═══ RECORDS FOR THIS EXERCISE

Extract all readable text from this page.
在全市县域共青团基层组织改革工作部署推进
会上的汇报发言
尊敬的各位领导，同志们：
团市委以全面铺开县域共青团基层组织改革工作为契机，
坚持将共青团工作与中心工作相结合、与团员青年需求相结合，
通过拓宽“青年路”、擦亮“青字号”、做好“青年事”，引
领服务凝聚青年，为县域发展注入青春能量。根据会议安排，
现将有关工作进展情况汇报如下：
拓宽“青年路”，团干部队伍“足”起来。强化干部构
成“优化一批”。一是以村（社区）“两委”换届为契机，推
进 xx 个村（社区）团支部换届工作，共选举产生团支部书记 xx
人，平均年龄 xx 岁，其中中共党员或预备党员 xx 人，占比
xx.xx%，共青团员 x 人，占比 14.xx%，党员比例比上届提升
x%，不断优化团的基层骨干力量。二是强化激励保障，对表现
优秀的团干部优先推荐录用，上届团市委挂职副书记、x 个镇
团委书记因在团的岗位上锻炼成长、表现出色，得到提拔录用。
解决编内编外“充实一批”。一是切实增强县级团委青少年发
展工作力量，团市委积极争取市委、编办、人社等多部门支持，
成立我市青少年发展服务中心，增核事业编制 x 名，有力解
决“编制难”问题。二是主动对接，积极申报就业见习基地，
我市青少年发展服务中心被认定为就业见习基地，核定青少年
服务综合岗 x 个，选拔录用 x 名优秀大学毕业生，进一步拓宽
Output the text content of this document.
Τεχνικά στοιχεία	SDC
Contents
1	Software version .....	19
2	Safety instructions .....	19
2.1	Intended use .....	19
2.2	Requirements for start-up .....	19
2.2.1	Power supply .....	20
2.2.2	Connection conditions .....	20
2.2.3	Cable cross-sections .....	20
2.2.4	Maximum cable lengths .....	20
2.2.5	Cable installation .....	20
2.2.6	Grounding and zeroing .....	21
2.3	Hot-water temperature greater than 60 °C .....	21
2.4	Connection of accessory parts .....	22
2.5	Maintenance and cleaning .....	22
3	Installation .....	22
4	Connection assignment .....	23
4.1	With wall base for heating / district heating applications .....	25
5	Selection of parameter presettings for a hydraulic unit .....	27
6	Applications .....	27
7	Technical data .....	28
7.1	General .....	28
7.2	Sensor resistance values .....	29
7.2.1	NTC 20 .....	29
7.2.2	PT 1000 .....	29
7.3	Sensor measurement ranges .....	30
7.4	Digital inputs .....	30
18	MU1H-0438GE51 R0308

══════

▸ **WHAT TO PRODUCE**: Out of the preceding entries, pull every line containing the string "Connection".

▸ **FULL SOLUTION**:
2.2.2	Connection conditions .....	20
2.4	Connection of accessory parts .....	22
4	Connection assignment .....	23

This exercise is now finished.